_Stated exercise_:
Restate the listing that follows word for word, without its pictures.

_Exercise data_:
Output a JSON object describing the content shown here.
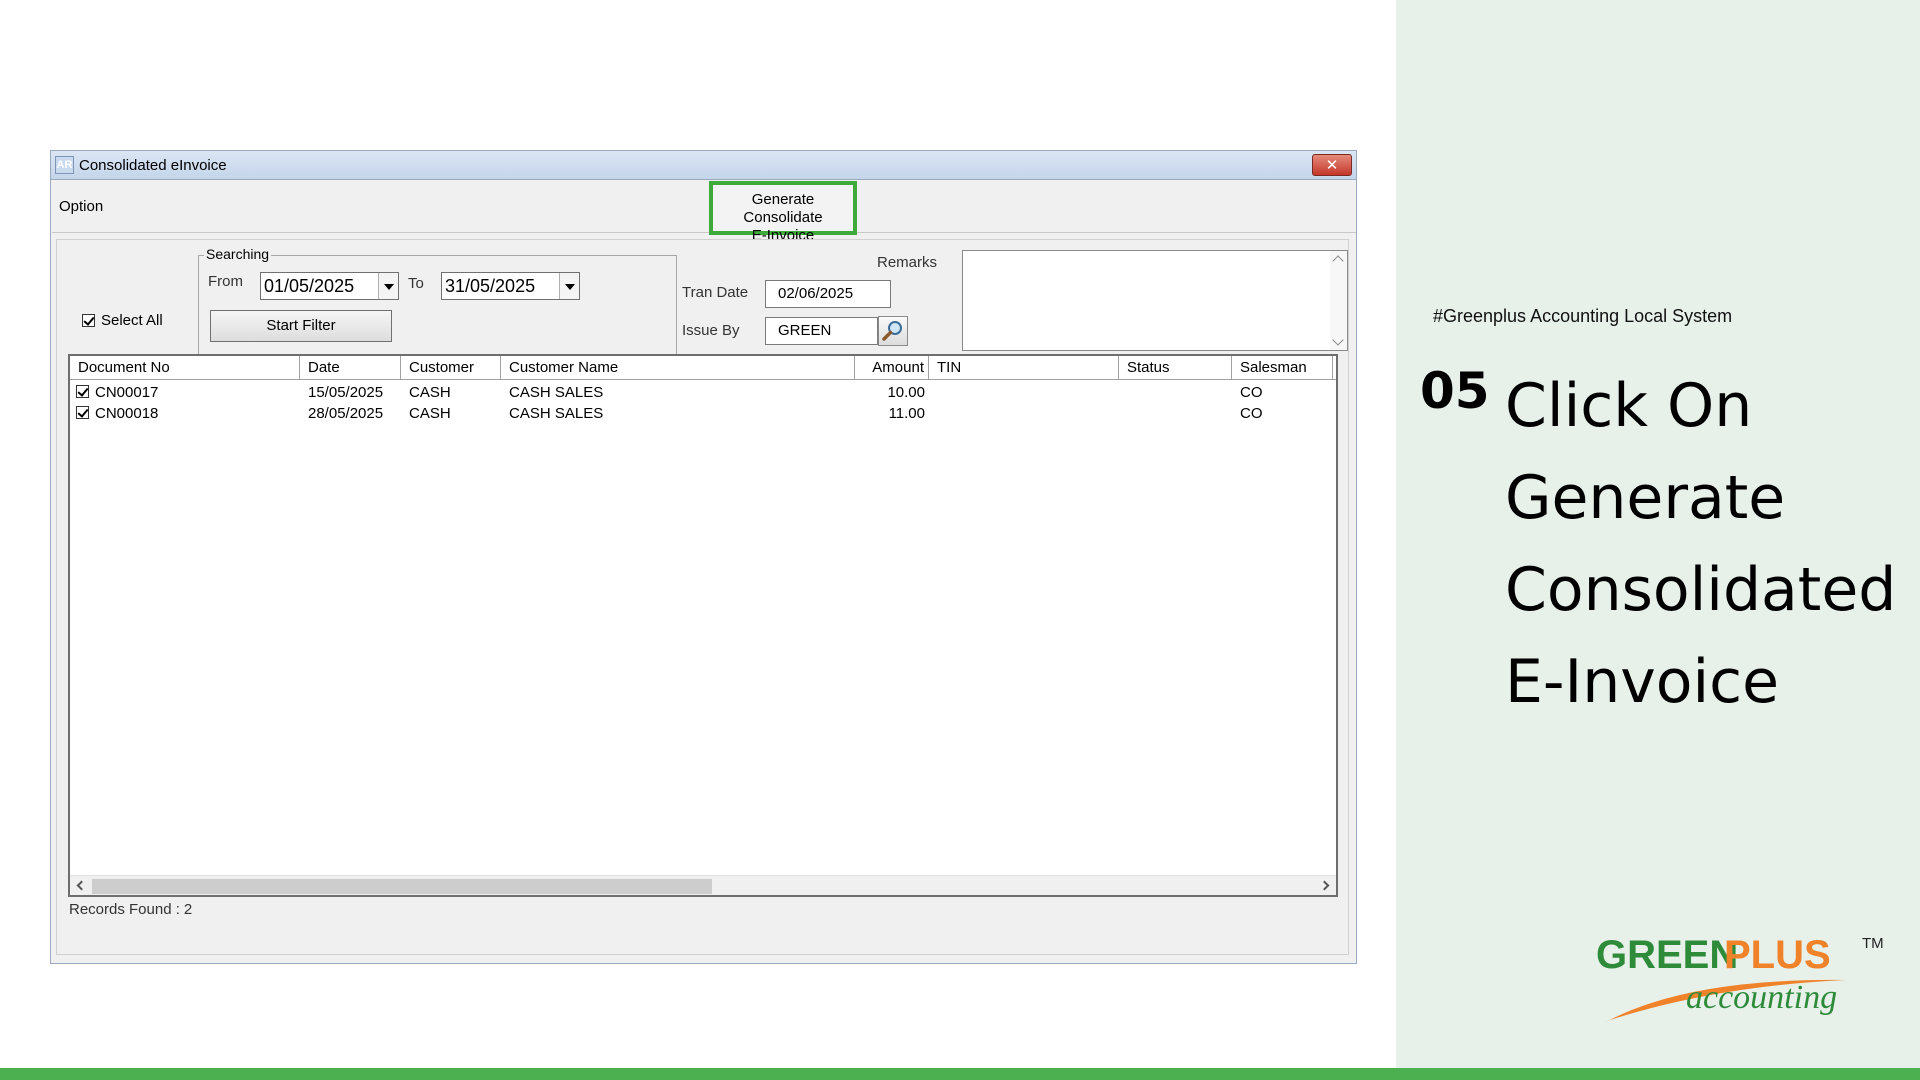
{
  "window": {
    "title": "Consolidated eInvoice",
    "app_icon_text": "AR",
    "close_label": "✕"
  },
  "toolbar": {
    "option_label": "Option",
    "generate_label_line1": "Generate Consolidate",
    "generate_label_line2": "E-Invoice"
  },
  "filters": {
    "select_all_label": "Select All",
    "select_all_checked": true,
    "searching_label": "Searching",
    "from_label": "From",
    "from_value": "01/05/2025",
    "to_label": "To",
    "to_value": "31/05/2025",
    "start_filter_label": "Start Filter",
    "tran_date_label": "Tran Date",
    "tran_date_value": "02/06/2025",
    "issue_by_label": "Issue By",
    "issue_by_value": "GREEN",
    "remarks_label": "Remarks",
    "remarks_value": ""
  },
  "grid": {
    "columns": [
      "Document No",
      "Date",
      "Customer",
      "Customer Name",
      "Amount",
      "TIN",
      "Status",
      "Salesman"
    ],
    "rows": [
      {
        "checked": true,
        "doc": "CN00017",
        "date": "15/05/2025",
        "customer": "CASH",
        "name": "CASH SALES",
        "amount": "10.00",
        "tin": "",
        "status": "",
        "salesman": "CO"
      },
      {
        "checked": true,
        "doc": "CN00018",
        "date": "28/05/2025",
        "customer": "CASH",
        "name": "CASH SALES",
        "amount": "11.00",
        "tin": "",
        "status": "",
        "salesman": "CO"
      }
    ]
  },
  "records": {
    "label": "Records Found :",
    "count": "2"
  },
  "slide": {
    "hashtag": "#Greenplus Accounting Local System",
    "step_number": "05",
    "step_lines": [
      "Click On",
      "Generate",
      "Consolidated",
      "E-Invoice"
    ]
  },
  "logo": {
    "brand_green": "GREEN",
    "brand_plus": "PLUS",
    "tagline": "accounting",
    "tm": "TM",
    "green_color": "#2e8b3a",
    "orange_color": "#f0822a"
  },
  "colors": {
    "accent_green": "#3daa3b",
    "panel_bg": "#e7f1ea",
    "bottom_bar": "#4caf50"
  }
}
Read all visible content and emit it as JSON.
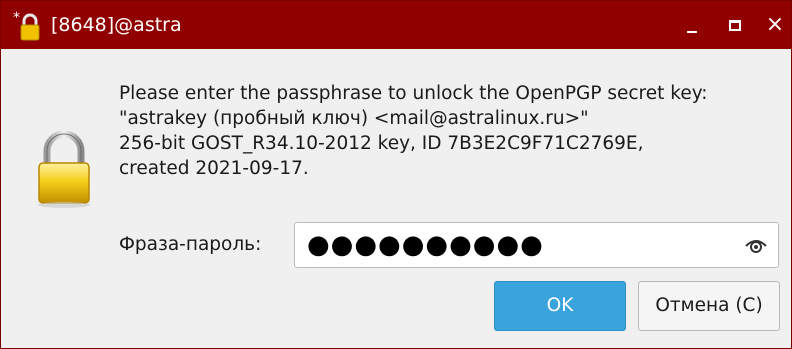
{
  "window": {
    "title": "[8648]@astra",
    "title_icon": "lock-icon",
    "colors": {
      "titlebar": "#900000",
      "accent_button": "#3aa3dc"
    }
  },
  "controls": {
    "minimize": "_",
    "maximize": "□",
    "close": "×"
  },
  "message": {
    "line1": "Please enter the passphrase to unlock the OpenPGP secret key:",
    "line2": "\"astrakey (пробный ключ) <mail@astralinux.ru>\"",
    "line3": "256-bit GOST_R34.10-2012 key, ID 7B3E2C9F71C2769E,",
    "line4": "created 2021-09-17."
  },
  "passphrase": {
    "label": "Фраза-пароль:",
    "masked_value": "●●●●●●●●●●",
    "toggle_icon": "eye-icon"
  },
  "buttons": {
    "ok": "OK",
    "cancel": "Отмена (С)"
  }
}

_Exercise answer_:
Output a JSON object describing the content shown here.
{
  "window": {
    "title": "Consolidated eInvoice",
    "app_icon_text": "AR",
    "close_label": "✕"
  },
  "toolbar": {
    "option_label": "Option",
    "generate_label_line1": "Generate Consolidate",
    "generate_label_line2": "E-Invoice"
  },
  "filters": {
    "select_all_label": "Select All",
    "select_all_checked": true,
    "searching_label": "Searching",
    "from_label": "From",
    "from_value": "01/05/2025",
    "to_label": "To",
    "to_value": "31/05/2025",
    "start_filter_label": "Start Filter",
    "tran_date_label": "Tran Date",
    "tran_date_value": "02/06/2025",
    "issue_by_label": "Issue By",
    "issue_by_value": "GREEN",
    "remarks_label": "Remarks",
    "remarks_value": ""
  },
  "grid": {
    "columns": [
      "Document No",
      "Date",
      "Customer",
      "Customer Name",
      "Amount",
      "TIN",
      "Status",
      "Salesman"
    ],
    "rows": [
      {
        "checked": true,
        "doc": "CN00017",
        "date": "15/05/2025",
        "customer": "CASH",
        "name": "CASH SALES",
        "amount": "10.00",
        "tin": "",
        "status": "",
        "salesman": "CO"
      },
      {
        "checked": true,
        "doc": "CN00018",
        "date": "28/05/2025",
        "customer": "CASH",
        "name": "CASH SALES",
        "amount": "11.00",
        "tin": "",
        "status": "",
        "salesman": "CO"
      }
    ]
  },
  "records": {
    "label": "Records Found :",
    "count": "2"
  },
  "slide": {
    "hashtag": "#Greenplus Accounting Local System",
    "step_number": "05",
    "step_lines": [
      "Click On",
      "Generate",
      "Consolidated",
      "E-Invoice"
    ]
  },
  "logo": {
    "brand_green": "GREEN",
    "brand_plus": "PLUS",
    "tagline": "accounting",
    "tm": "TM",
    "green_color": "#2e8b3a",
    "orange_color": "#f0822a"
  },
  "colors": {
    "accent_green": "#3daa3b",
    "panel_bg": "#e7f1ea",
    "bottom_bar": "#4caf50"
  }
}
Read all visible content and emit it as JSON.
{
  "window": {
    "title": "[8648]@astra",
    "title_icon": "lock-icon",
    "colors": {
      "titlebar": "#900000",
      "accent_button": "#3aa3dc"
    }
  },
  "controls": {
    "minimize": "_",
    "maximize": "□",
    "close": "×"
  },
  "message": {
    "line1": "Please enter the passphrase to unlock the OpenPGP secret key:",
    "line2": "\"astrakey (пробный ключ) <mail@astralinux.ru>\"",
    "line3": "256-bit GOST_R34.10-2012 key, ID 7B3E2C9F71C2769E,",
    "line4": "created 2021-09-17."
  },
  "passphrase": {
    "label": "Фраза-пароль:",
    "masked_value": "●●●●●●●●●●",
    "toggle_icon": "eye-icon"
  },
  "buttons": {
    "ok": "OK",
    "cancel": "Отмена (С)"
  }
}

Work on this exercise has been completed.